Repeat the listing below in full, exactly as it stands.

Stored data
---------------

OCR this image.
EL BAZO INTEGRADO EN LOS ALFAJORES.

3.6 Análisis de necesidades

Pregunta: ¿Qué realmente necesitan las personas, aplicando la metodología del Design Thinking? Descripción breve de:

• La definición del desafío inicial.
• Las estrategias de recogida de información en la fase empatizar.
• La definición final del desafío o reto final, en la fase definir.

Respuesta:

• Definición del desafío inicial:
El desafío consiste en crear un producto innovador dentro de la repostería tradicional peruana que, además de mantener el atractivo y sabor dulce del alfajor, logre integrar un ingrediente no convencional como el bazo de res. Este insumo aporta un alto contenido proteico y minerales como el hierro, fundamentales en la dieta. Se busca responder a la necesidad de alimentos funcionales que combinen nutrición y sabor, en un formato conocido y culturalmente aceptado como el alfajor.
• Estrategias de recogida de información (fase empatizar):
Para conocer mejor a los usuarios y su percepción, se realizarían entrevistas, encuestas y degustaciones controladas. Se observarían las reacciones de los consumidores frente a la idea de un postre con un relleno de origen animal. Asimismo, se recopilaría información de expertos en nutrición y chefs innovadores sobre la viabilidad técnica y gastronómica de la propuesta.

---------------

Solution for this exercise ::
OCR this image.
EL BAZO INTEGRADO EN LOS ALFAJORES.

3.6 Análisis de necesidades

Pregunta: ¿Qué realmente necesitan las personas, aplicando la metodología del Design Thinking? Descripción breve de:

• La definición del desafío inicial.
• Las estrategias de recogida de información en la fase empatizar.
• La definición final del desafío o reto final, en la fase definir.

Respuesta:

• Definición del desafío inicial:
El desafío consiste en crear un producto innovador dentro de la repostería tradicional peruana que, además de mantener el atractivo y sabor dulce del alfajor, logre integrar un ingrediente no convencional como el bazo de res. Este insumo aporta un alto contenido proteico y minerales como el hierro, fundamentales en la dieta. Se busca responder a la necesidad de alimentos funcionales que combinen nutrición y sabor, en un formato conocido y culturalmente aceptado como el alfajor.
• Estrategias de recogida de información (fase empatizar):
Para conocer mejor a los usuarios y su percepción, se realizarían entrevistas, encuestas y degustaciones controladas. Se observarían las reacciones de los consumidores frente a la idea de un postre con un relleno de origen animal. Asimismo, se recopilaría información de expertos en nutrición y chefs innovadores sobre la viabilidad técnica y gastronómica de la propuesta.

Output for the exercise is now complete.